- **Given task**
Every entry below should be transcribed exactly; pictures stay out of the copy.

☆ ☆ ☆ ☆ ☆

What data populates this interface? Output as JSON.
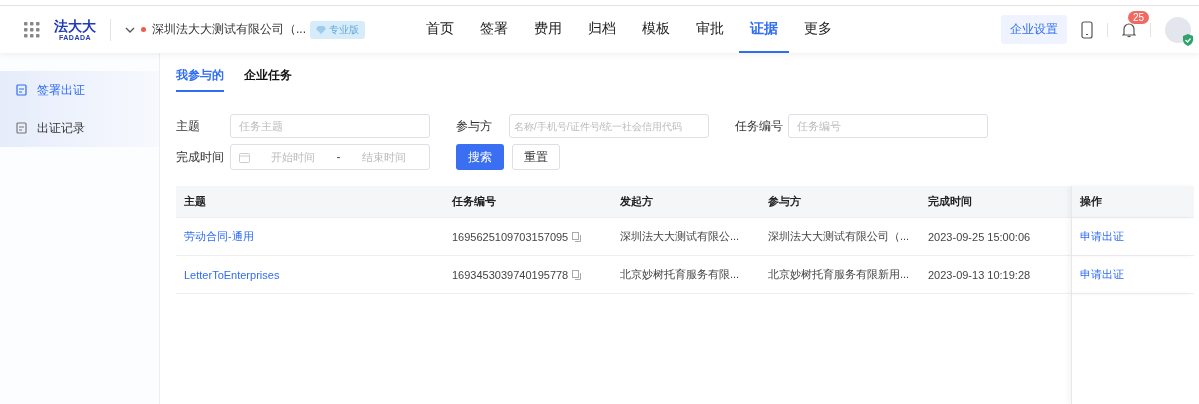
{
  "header": {
    "logo": {
      "top": "法大大",
      "bottom": "FADADA"
    },
    "company": "深圳法大大测试有限公司（...",
    "edition": "专业版",
    "nav": [
      {
        "label": "首页",
        "selected": false
      },
      {
        "label": "签署",
        "selected": false
      },
      {
        "label": "费用",
        "selected": false
      },
      {
        "label": "归档",
        "selected": false
      },
      {
        "label": "模板",
        "selected": false
      },
      {
        "label": "审批",
        "selected": false
      },
      {
        "label": "证据",
        "selected": true
      },
      {
        "label": "更多",
        "selected": false
      }
    ],
    "settings_button": "企业设置",
    "notification_count": "25"
  },
  "sidebar": {
    "items": [
      {
        "label": "签署出证",
        "selected": true
      },
      {
        "label": "出证记录",
        "selected": false
      }
    ]
  },
  "tabs": [
    {
      "label": "我参与的",
      "selected": true
    },
    {
      "label": "企业任务",
      "selected": false
    }
  ],
  "filters": {
    "subject": {
      "label": "主题",
      "placeholder": "任务主题"
    },
    "participant": {
      "label": "参与方",
      "placeholder": "名称/手机号/证件号/统一社会信用代码"
    },
    "task_no": {
      "label": "任务编号",
      "placeholder": "任务编号"
    },
    "finish_time": {
      "label": "完成时间",
      "start_placeholder": "开始时间",
      "separator": "-",
      "end_placeholder": "结束时间"
    },
    "search_button": "搜索",
    "reset_button": "重置"
  },
  "table": {
    "columns": [
      "主题",
      "任务编号",
      "发起方",
      "参与方",
      "完成时间",
      "操作"
    ],
    "rows": [
      {
        "subject": "劳动合同-通用",
        "task_no": "1695625109703157095",
        "initiator": "深圳法大大测试有限公...",
        "participant": "深圳法大大测试有限公司（...",
        "finished": "2023-09-25 15:00:06",
        "action": "申请出证"
      },
      {
        "subject": "LetterToEnterprises",
        "task_no": "1693453039740195778",
        "initiator": "北京妙树托育服务有限...",
        "participant": "北京妙树托育服务有限新用...",
        "finished": "2023-09-13 10:19:28",
        "action": "申请出证"
      }
    ]
  }
}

☆ ☆ ☆ ☆ ☆

- **Expected answer**
What data populates this interface? Output as JSON.
{
  "header": {
    "logo": {
      "top": "法大大",
      "bottom": "FADADA"
    },
    "company": "深圳法大大测试有限公司（...",
    "edition": "专业版",
    "nav": [
      {
        "label": "首页",
        "selected": false
      },
      {
        "label": "签署",
        "selected": false
      },
      {
        "label": "费用",
        "selected": false
      },
      {
        "label": "归档",
        "selected": false
      },
      {
        "label": "模板",
        "selected": false
      },
      {
        "label": "审批",
        "selected": false
      },
      {
        "label": "证据",
        "selected": true
      },
      {
        "label": "更多",
        "selected": false
      }
    ],
    "settings_button": "企业设置",
    "notification_count": "25"
  },
  "sidebar": {
    "items": [
      {
        "label": "签署出证",
        "selected": true
      },
      {
        "label": "出证记录",
        "selected": false
      }
    ]
  },
  "tabs": [
    {
      "label": "我参与的",
      "selected": true
    },
    {
      "label": "企业任务",
      "selected": false
    }
  ],
  "filters": {
    "subject": {
      "label": "主题",
      "placeholder": "任务主题"
    },
    "participant": {
      "label": "参与方",
      "placeholder": "名称/手机号/证件号/统一社会信用代码"
    },
    "task_no": {
      "label": "任务编号",
      "placeholder": "任务编号"
    },
    "finish_time": {
      "label": "完成时间",
      "start_placeholder": "开始时间",
      "separator": "-",
      "end_placeholder": "结束时间"
    },
    "search_button": "搜索",
    "reset_button": "重置"
  },
  "table": {
    "columns": [
      "主题",
      "任务编号",
      "发起方",
      "参与方",
      "完成时间",
      "操作"
    ],
    "rows": [
      {
        "subject": "劳动合同-通用",
        "task_no": "1695625109703157095",
        "initiator": "深圳法大大测试有限公...",
        "participant": "深圳法大大测试有限公司（...",
        "finished": "2023-09-25 15:00:06",
        "action": "申请出证"
      },
      {
        "subject": "LetterToEnterprises",
        "task_no": "1693453039740195778",
        "initiator": "北京妙树托育服务有限...",
        "participant": "北京妙树托育服务有限新用...",
        "finished": "2023-09-13 10:19:28",
        "action": "申请出证"
      }
    ]
  }
}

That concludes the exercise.